>> begin Given data

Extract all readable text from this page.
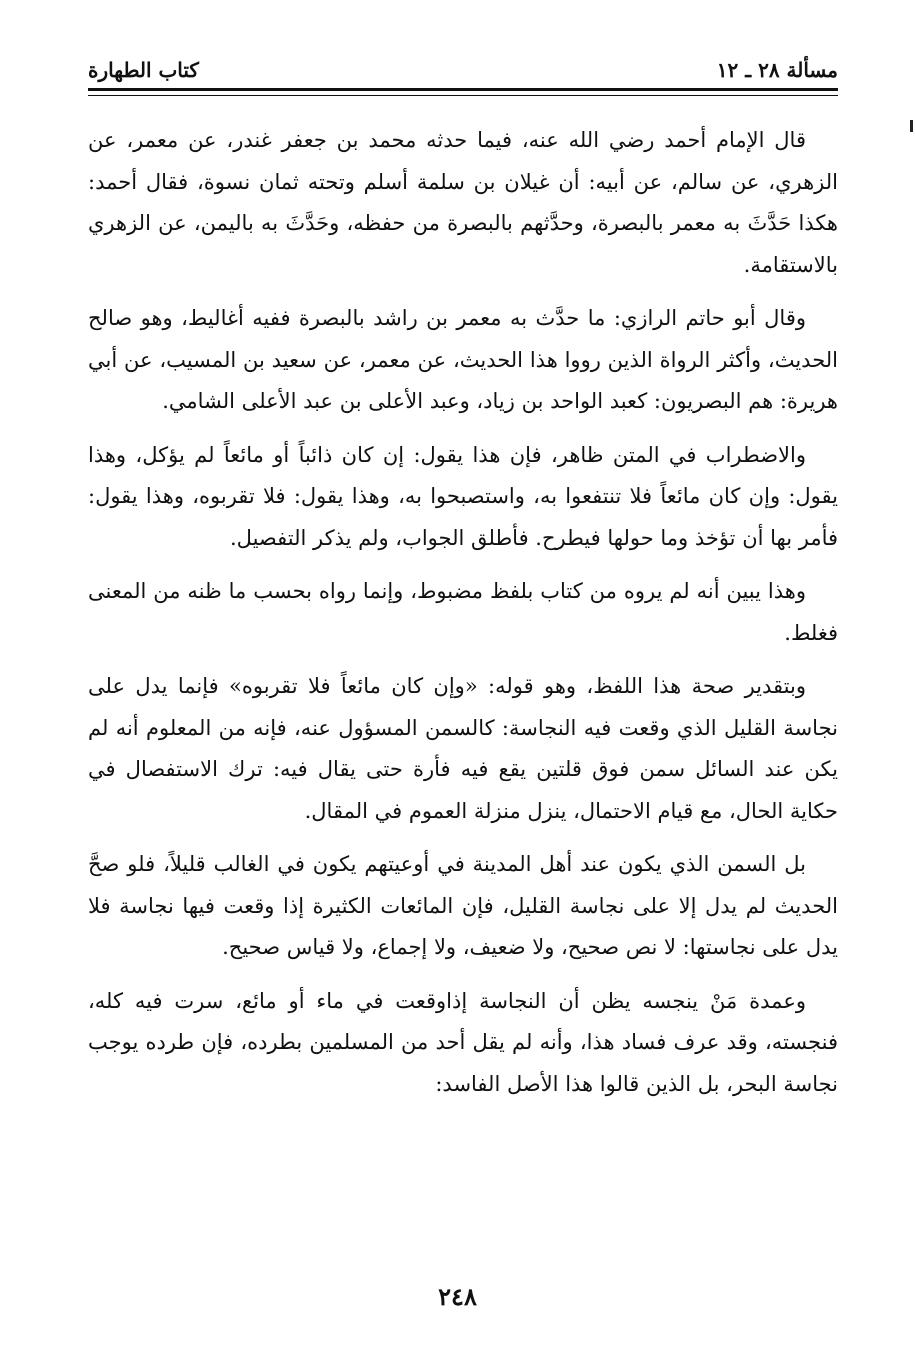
مسألة ٢٨ ـ ١٢
كتاب الطهارة

قال الإمام أحمد رضي الله عنه، فيما حدثه محمد بن جعفر غندر، عن معمر، عن الزهري، عن سالم، عن أبيه: أن غيلان بن سلمة أسلم وتحته ثمان نسوة، فقال أحمد: هكذا حَدَّثَ به معمر بالبصرة، وحدَّثهم بالبصرة من حفظه، وحَدَّثَ به باليمن، عن الزهري بالاستقامة.

وقال أبو حاتم الرازي: ما حدَّث به معمر بن راشد بالبصرة ففيه أغاليط، وهو صالح الحديث، وأكثر الرواة الذين رووا هذا الحديث، عن معمر، عن سعيد بن المسيب، عن أبي هريرة: هم البصريون: كعبد الواحد بن زياد، وعبد الأعلى بن عبد الأعلى الشامي.

والاضطراب في المتن ظاهر، فإن هذا يقول: إن كان ذائباً أو مائعاً لم يؤكل، وهذا يقول: وإن كان مائعاً فلا تنتفعوا به، واستصبحوا به، وهذا يقول: فلا تقربوه، وهذا يقول: فأمر بها أن تؤخذ وما حولها فيطرح. فأطلق الجواب، ولم يذكر التفصيل.

وهذا يبين أنه لم يروه من كتاب بلفظ مضبوط، وإنما رواه بحسب ما ظنه من المعنى فغلط.

وبتقدير صحة هذا اللفظ، وهو قوله: «وإن كان مائعاً فلا تقربوه» فإنما يدل على نجاسة القليل الذي وقعت فيه النجاسة: كالسمن المسؤول عنه، فإنه من المعلوم أنه لم يكن عند السائل سمن فوق قلتين يقع فيه فأرة حتى يقال فيه: ترك الاستفصال في حكاية الحال، مع قيام الاحتمال، ينزل منزلة العموم في المقال.

بل السمن الذي يكون عند أهل المدينة في أوعيتهم يكون في الغالب قليلاً، فلو صحَّ الحديث لم يدل إلا على نجاسة القليل، فإن المائعات الكثيرة إذا وقعت فيها نجاسة فلا يدل على نجاستها: لا نص صحيح، ولا ضعيف، ولا إجماع، ولا قياس صحيح.

وعمدة مَنْ ينجسه يظن أن النجاسة إذاوقعت في ماء أو مائع، سرت فيه كله، فنجسته، وقد عرف فساد هذا، وأنه لم يقل أحد من المسلمين بطرده، فإن طرده يوجب نجاسة البحر، بل الذين قالوا هذا الأصل الفاسد:

٢٤٨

>> end Given data

> Requirements
Reproduce every record above exactly, but leave out the pictures.

> Solution for this problem
Extract all readable text from this page.
مسألة ٢٨ ـ ١٢
كتاب الطهارة

قال الإمام أحمد رضي الله عنه، فيما حدثه محمد بن جعفر غندر، عن معمر، عن الزهري، عن سالم، عن أبيه: أن غيلان بن سلمة أسلم وتحته ثمان نسوة، فقال أحمد: هكذا حَدَّثَ به معمر بالبصرة، وحدَّثهم بالبصرة من حفظه، وحَدَّثَ به باليمن، عن الزهري بالاستقامة.

وقال أبو حاتم الرازي: ما حدَّث به معمر بن راشد بالبصرة ففيه أغاليط، وهو صالح الحديث، وأكثر الرواة الذين رووا هذا الحديث، عن معمر، عن سعيد بن المسيب، عن أبي هريرة: هم البصريون: كعبد الواحد بن زياد، وعبد الأعلى بن عبد الأعلى الشامي.

والاضطراب في المتن ظاهر، فإن هذا يقول: إن كان ذائباً أو مائعاً لم يؤكل، وهذا يقول: وإن كان مائعاً فلا تنتفعوا به، واستصبحوا به، وهذا يقول: فلا تقربوه، وهذا يقول: فأمر بها أن تؤخذ وما حولها فيطرح. فأطلق الجواب، ولم يذكر التفصيل.

وهذا يبين أنه لم يروه من كتاب بلفظ مضبوط، وإنما رواه بحسب ما ظنه من المعنى فغلط.

وبتقدير صحة هذا اللفظ، وهو قوله: «وإن كان مائعاً فلا تقربوه» فإنما يدل على نجاسة القليل الذي وقعت فيه النجاسة: كالسمن المسؤول عنه، فإنه من المعلوم أنه لم يكن عند السائل سمن فوق قلتين يقع فيه فأرة حتى يقال فيه: ترك الاستفصال في حكاية الحال، مع قيام الاحتمال، ينزل منزلة العموم في المقال.

بل السمن الذي يكون عند أهل المدينة في أوعيتهم يكون في الغالب قليلاً، فلو صحَّ الحديث لم يدل إلا على نجاسة القليل، فإن المائعات الكثيرة إذا وقعت فيها نجاسة فلا يدل على نجاستها: لا نص صحيح، ولا ضعيف، ولا إجماع، ولا قياس صحيح.

وعمدة مَنْ ينجسه يظن أن النجاسة إذاوقعت في ماء أو مائع، سرت فيه كله، فنجسته، وقد عرف فساد هذا، وأنه لم يقل أحد من المسلمين بطرده، فإن طرده يوجب نجاسة البحر، بل الذين قالوا هذا الأصل الفاسد:

٢٤٨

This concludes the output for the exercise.